Among the entries, which lines carry the string "Tensile"? Copy each of them.

• • • • •

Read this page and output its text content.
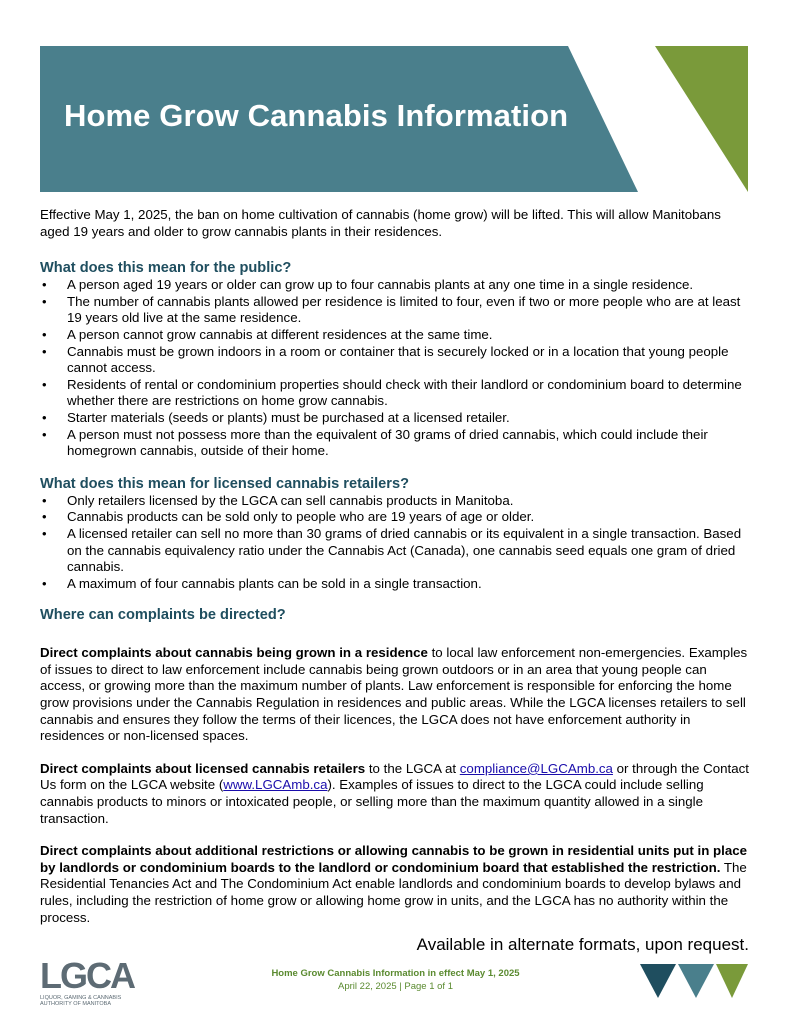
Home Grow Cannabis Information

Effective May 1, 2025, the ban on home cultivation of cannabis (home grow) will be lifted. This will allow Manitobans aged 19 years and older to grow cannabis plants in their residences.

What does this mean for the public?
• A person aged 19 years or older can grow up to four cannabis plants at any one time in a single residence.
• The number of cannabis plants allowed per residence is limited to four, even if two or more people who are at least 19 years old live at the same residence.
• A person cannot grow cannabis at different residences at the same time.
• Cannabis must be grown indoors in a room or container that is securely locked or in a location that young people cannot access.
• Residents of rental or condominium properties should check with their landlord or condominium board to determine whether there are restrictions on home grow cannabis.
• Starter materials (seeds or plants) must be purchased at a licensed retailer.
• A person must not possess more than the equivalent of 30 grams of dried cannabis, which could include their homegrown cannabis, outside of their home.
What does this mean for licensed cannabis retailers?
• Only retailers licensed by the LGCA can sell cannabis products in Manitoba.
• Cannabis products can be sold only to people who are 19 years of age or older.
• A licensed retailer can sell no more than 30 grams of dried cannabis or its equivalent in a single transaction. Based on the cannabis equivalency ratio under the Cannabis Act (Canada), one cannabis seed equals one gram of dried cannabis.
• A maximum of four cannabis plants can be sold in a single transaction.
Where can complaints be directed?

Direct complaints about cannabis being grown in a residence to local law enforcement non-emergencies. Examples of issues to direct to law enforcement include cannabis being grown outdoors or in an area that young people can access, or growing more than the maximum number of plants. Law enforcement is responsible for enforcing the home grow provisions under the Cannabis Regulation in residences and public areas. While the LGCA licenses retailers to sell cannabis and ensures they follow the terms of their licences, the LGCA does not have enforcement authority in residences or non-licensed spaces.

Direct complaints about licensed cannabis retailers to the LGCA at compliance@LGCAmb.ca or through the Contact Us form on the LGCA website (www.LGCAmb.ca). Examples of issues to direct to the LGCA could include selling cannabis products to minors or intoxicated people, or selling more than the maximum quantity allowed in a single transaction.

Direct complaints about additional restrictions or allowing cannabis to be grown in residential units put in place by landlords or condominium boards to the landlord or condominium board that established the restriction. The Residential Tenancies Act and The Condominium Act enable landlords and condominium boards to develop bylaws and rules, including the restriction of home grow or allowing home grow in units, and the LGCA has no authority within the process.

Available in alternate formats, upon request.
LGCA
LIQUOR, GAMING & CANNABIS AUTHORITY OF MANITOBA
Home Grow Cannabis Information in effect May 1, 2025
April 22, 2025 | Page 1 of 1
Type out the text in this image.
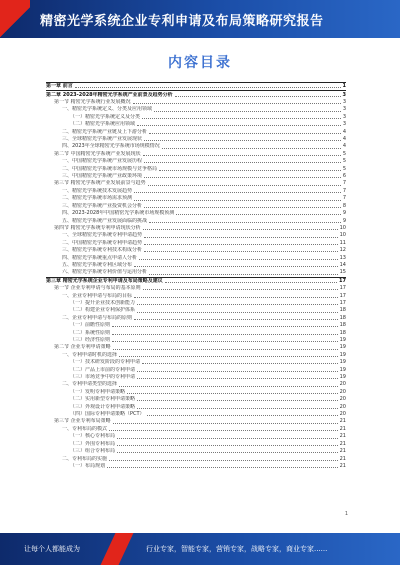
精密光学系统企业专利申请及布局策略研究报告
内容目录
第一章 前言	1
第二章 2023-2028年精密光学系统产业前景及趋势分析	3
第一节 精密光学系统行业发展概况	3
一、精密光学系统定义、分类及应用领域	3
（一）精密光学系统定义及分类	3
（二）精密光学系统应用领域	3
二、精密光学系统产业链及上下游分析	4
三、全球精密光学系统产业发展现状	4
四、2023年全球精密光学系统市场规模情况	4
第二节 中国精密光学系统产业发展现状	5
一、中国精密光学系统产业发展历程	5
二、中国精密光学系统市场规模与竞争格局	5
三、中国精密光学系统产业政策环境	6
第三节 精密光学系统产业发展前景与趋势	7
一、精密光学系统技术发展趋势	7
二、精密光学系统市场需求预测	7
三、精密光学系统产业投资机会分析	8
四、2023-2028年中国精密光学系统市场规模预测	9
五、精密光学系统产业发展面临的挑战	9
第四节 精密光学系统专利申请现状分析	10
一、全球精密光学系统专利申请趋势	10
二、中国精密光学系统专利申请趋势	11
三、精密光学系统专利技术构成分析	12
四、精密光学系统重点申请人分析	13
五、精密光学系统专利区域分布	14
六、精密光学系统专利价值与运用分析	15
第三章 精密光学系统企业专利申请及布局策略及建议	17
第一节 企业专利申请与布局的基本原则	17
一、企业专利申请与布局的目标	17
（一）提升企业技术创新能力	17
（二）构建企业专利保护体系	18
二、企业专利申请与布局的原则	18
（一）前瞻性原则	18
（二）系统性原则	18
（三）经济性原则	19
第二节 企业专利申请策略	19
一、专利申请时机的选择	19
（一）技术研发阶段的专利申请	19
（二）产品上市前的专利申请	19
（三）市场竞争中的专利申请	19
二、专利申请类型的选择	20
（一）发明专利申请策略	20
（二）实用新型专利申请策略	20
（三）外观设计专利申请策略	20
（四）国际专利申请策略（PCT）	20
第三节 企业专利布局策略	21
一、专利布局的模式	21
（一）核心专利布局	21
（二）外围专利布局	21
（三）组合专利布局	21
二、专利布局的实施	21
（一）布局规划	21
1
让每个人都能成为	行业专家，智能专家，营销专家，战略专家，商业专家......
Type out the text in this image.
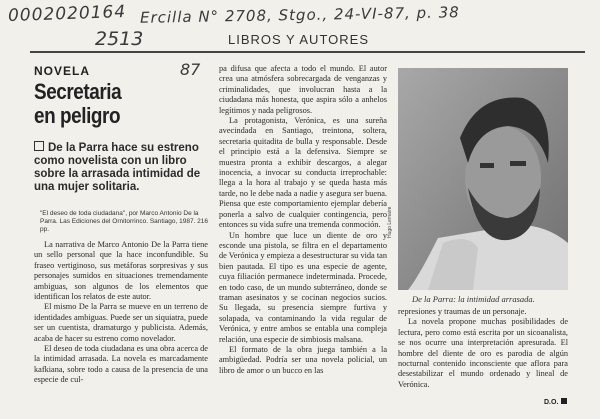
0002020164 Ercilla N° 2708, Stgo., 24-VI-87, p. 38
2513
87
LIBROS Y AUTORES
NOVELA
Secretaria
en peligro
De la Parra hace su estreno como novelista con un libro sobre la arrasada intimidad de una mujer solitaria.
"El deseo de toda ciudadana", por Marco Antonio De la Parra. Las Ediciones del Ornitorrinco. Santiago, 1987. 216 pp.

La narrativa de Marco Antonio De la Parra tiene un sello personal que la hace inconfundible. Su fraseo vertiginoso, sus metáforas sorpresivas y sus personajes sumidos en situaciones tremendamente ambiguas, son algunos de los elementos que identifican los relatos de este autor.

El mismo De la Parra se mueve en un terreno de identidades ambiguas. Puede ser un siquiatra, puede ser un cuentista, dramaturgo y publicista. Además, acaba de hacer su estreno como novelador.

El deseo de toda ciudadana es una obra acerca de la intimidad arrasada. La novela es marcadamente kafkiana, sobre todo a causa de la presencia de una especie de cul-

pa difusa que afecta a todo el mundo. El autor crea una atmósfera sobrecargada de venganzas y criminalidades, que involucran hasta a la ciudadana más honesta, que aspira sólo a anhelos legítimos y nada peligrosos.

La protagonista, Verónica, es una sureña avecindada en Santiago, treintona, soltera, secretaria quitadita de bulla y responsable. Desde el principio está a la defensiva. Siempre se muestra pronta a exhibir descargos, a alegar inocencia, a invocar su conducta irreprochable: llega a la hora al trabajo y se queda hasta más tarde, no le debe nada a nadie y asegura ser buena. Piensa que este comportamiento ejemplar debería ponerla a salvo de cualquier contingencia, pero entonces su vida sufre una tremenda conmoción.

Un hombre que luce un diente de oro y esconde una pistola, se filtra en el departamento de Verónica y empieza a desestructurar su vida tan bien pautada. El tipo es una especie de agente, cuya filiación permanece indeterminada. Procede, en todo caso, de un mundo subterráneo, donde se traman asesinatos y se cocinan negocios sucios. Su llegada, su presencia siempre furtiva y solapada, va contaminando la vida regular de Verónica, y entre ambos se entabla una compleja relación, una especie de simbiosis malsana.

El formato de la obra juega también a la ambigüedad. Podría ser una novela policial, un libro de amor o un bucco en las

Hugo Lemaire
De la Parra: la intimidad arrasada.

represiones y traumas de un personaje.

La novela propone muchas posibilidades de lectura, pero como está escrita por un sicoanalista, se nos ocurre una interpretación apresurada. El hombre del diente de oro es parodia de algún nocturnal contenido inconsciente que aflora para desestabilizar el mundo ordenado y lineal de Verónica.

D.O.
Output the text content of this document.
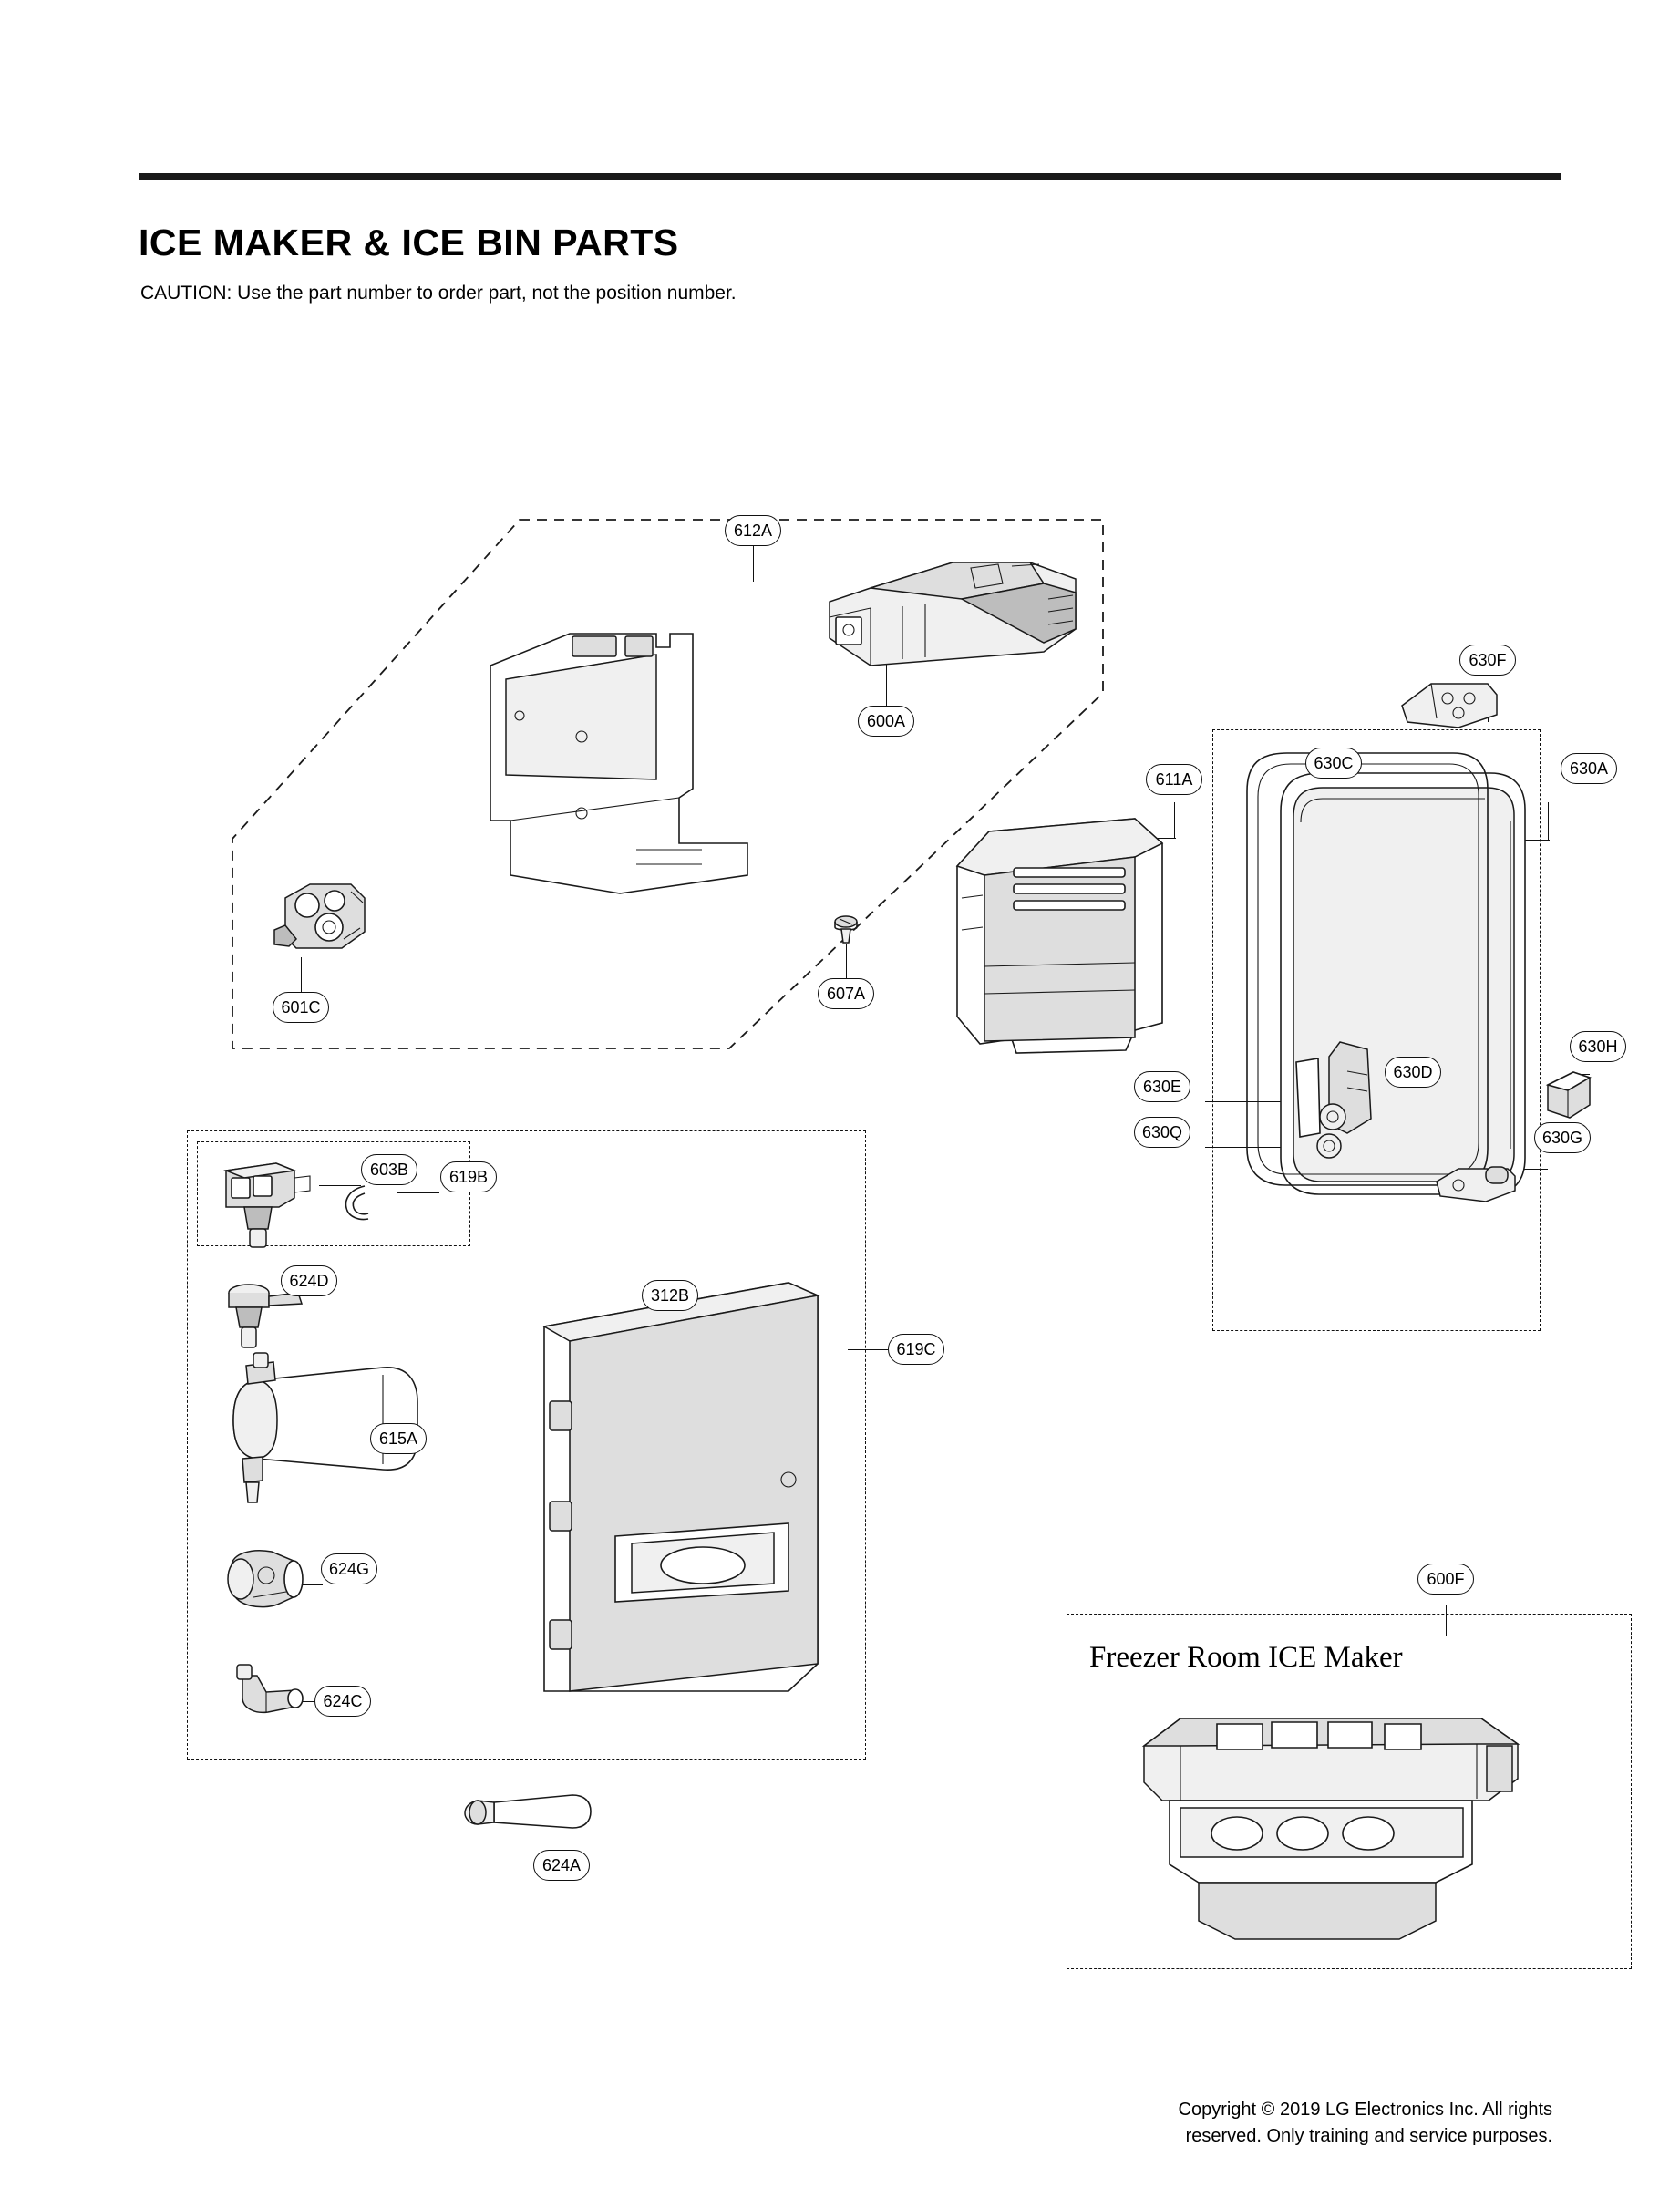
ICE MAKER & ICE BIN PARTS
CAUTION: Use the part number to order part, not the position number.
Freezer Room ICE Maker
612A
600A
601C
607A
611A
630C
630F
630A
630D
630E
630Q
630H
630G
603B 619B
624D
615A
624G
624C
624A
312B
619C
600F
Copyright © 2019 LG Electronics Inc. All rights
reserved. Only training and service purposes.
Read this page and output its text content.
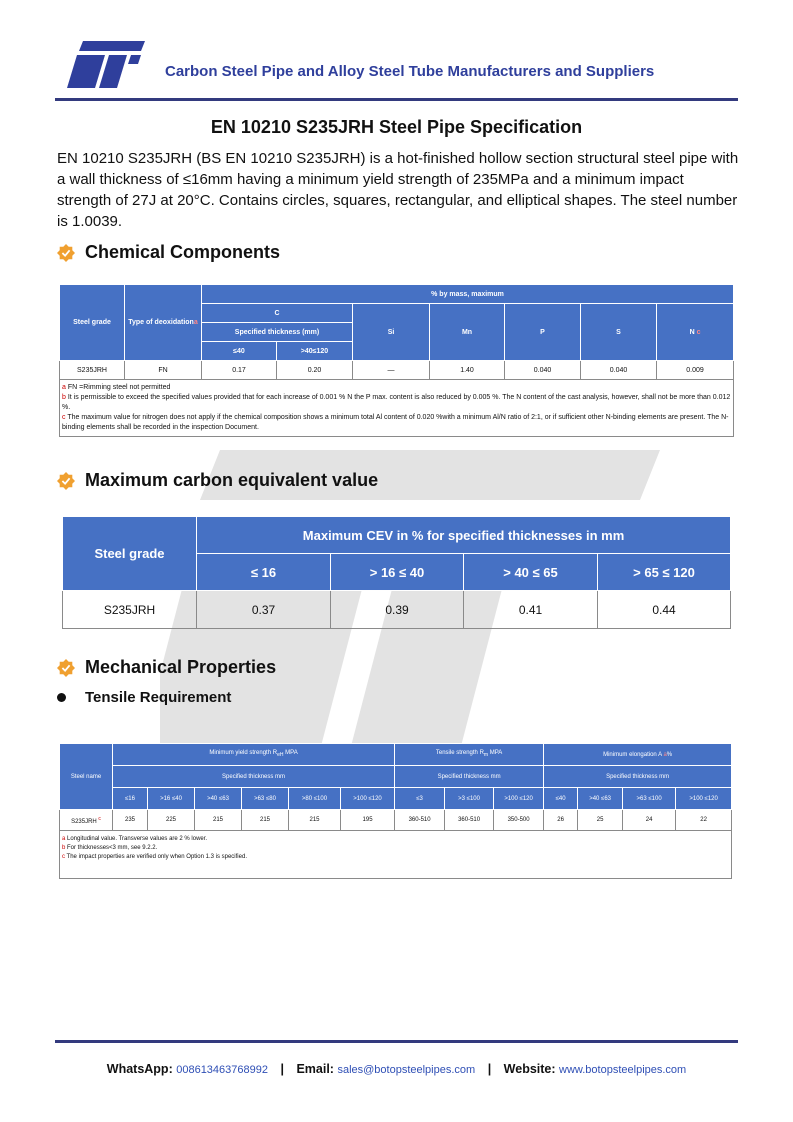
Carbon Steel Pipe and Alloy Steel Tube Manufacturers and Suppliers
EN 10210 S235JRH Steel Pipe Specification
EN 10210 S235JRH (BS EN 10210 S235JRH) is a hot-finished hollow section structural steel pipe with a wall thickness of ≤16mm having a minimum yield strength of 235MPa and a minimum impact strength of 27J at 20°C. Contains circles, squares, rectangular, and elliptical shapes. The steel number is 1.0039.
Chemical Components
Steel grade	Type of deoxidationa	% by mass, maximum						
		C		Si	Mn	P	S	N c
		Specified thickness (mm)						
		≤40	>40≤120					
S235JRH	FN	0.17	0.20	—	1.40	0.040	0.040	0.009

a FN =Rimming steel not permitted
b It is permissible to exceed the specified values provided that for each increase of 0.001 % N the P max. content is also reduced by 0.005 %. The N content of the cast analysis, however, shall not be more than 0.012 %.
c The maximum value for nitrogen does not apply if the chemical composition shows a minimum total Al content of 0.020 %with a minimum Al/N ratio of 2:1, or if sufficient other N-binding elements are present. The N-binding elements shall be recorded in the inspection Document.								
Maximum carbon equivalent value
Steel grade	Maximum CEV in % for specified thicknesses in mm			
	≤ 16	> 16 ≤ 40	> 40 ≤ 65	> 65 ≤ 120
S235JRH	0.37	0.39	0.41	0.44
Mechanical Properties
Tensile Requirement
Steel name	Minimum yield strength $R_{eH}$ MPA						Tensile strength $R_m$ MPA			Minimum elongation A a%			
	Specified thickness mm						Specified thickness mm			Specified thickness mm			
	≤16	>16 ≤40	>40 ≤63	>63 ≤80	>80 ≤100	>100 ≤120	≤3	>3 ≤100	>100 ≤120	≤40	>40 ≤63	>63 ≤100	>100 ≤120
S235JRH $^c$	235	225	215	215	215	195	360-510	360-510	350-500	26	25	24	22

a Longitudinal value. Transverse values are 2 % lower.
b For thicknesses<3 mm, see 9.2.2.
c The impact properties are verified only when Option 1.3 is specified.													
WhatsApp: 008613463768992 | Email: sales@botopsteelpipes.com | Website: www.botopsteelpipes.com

• • • • •

**Solution:**
Tensile Requirement
Steel name	Minimum yield strength $R_{eH}$ MPA						Tensile strength $R_m$ MPA			Minimum elongation A a%			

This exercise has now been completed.